§ Work to be completed:
Look for "semanas" in the listing below. Gather each line that contains it.
— Start Available records —
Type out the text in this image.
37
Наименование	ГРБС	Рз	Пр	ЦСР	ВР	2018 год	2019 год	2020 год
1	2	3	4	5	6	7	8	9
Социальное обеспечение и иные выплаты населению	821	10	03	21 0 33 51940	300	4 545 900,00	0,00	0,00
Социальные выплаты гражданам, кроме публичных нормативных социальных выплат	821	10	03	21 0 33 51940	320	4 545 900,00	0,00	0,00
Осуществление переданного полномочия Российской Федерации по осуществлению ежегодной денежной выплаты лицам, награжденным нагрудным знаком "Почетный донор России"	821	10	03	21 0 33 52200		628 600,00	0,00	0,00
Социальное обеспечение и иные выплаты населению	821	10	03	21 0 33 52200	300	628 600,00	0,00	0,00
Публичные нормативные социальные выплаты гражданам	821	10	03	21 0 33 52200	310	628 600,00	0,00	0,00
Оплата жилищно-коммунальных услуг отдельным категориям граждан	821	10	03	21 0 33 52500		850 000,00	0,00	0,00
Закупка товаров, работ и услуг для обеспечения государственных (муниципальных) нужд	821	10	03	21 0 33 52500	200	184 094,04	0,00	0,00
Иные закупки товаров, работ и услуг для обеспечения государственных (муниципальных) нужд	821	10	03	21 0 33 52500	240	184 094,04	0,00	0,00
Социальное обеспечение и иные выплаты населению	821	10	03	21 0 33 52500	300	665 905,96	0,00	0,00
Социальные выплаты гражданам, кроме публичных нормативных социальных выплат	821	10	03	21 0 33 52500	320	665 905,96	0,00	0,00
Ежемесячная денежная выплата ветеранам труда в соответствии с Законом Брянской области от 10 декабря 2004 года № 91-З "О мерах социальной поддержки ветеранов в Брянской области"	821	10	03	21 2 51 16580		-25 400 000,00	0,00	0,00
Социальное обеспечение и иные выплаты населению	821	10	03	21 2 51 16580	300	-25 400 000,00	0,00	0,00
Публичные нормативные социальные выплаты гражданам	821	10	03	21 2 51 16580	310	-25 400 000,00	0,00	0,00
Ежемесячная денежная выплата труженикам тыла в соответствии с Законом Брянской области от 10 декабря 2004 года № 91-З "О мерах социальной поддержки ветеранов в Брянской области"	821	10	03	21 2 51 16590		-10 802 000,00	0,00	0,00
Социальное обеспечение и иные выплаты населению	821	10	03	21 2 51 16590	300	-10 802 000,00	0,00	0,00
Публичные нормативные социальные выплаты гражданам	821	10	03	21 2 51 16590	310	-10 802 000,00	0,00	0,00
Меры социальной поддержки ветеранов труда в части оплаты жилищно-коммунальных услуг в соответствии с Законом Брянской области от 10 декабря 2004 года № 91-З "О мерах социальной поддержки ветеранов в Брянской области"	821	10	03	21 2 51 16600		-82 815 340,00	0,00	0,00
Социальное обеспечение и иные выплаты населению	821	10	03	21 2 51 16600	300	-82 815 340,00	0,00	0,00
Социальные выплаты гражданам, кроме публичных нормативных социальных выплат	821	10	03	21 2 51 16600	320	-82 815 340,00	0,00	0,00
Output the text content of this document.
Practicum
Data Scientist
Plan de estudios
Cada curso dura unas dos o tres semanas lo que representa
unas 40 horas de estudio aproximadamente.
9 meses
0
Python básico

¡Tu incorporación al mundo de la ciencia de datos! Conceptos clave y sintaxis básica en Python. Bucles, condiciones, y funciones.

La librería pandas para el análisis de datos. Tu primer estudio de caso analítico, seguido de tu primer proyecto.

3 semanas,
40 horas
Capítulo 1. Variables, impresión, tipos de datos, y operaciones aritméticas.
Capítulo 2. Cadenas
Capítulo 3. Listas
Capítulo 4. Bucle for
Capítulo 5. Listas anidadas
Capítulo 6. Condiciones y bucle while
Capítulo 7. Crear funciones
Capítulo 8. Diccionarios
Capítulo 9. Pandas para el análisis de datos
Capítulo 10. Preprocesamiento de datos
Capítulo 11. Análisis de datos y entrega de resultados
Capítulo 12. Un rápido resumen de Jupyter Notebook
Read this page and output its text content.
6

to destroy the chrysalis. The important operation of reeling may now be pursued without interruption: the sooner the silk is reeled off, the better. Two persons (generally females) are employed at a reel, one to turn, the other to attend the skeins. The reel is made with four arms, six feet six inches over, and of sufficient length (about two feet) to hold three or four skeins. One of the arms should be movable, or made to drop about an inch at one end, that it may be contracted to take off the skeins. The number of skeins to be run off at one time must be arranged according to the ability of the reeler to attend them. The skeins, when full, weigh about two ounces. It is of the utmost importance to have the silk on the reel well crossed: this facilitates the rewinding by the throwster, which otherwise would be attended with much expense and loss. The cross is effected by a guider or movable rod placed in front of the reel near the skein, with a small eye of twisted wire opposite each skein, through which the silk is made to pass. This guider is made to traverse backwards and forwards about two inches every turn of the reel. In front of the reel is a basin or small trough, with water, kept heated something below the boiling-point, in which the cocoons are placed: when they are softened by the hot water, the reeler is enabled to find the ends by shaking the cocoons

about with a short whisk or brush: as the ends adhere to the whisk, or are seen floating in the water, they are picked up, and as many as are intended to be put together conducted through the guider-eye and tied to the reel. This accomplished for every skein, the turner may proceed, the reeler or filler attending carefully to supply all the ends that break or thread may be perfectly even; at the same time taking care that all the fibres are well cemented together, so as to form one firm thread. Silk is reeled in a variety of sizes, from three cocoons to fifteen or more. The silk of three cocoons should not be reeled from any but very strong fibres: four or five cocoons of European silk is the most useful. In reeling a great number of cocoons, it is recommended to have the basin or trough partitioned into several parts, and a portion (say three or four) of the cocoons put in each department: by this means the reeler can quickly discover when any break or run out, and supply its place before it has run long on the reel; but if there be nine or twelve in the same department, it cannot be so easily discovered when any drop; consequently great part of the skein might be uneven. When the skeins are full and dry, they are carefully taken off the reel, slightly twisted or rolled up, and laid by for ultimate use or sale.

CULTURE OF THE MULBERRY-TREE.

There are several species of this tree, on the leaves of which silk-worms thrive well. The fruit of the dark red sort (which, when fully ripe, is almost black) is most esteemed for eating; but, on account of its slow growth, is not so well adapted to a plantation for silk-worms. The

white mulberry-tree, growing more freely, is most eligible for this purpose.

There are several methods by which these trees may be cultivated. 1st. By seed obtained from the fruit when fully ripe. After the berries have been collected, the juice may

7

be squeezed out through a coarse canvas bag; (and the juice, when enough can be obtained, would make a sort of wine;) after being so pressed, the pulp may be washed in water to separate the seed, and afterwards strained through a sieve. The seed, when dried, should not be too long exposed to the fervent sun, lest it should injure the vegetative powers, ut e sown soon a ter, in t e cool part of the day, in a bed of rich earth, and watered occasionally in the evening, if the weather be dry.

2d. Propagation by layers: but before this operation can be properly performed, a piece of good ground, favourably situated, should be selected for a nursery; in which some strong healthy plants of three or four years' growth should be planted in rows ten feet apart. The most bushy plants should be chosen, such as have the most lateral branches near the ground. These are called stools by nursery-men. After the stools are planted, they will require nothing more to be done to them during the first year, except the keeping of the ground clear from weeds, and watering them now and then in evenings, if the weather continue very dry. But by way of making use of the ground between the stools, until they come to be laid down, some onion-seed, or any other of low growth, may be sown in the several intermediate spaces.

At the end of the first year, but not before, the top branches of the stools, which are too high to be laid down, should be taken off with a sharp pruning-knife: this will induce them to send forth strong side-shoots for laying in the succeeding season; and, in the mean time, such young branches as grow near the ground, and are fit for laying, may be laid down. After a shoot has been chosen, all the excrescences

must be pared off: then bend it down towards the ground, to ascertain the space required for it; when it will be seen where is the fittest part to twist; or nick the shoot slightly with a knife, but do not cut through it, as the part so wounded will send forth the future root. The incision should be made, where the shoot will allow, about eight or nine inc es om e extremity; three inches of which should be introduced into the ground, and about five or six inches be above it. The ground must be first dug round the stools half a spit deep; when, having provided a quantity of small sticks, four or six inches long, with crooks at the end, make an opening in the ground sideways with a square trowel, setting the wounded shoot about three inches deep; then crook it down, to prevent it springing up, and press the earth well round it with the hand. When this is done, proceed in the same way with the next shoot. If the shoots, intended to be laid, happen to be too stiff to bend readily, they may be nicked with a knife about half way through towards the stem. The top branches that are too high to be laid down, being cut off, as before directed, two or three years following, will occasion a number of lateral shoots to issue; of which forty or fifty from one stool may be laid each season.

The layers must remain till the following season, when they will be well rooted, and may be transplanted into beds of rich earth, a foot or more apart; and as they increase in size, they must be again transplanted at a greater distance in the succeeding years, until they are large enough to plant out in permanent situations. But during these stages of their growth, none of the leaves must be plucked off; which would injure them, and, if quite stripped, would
— End Available records —
§ Task result:
Cada curso dura unas dos o tres semanas lo que representa
3 semanas,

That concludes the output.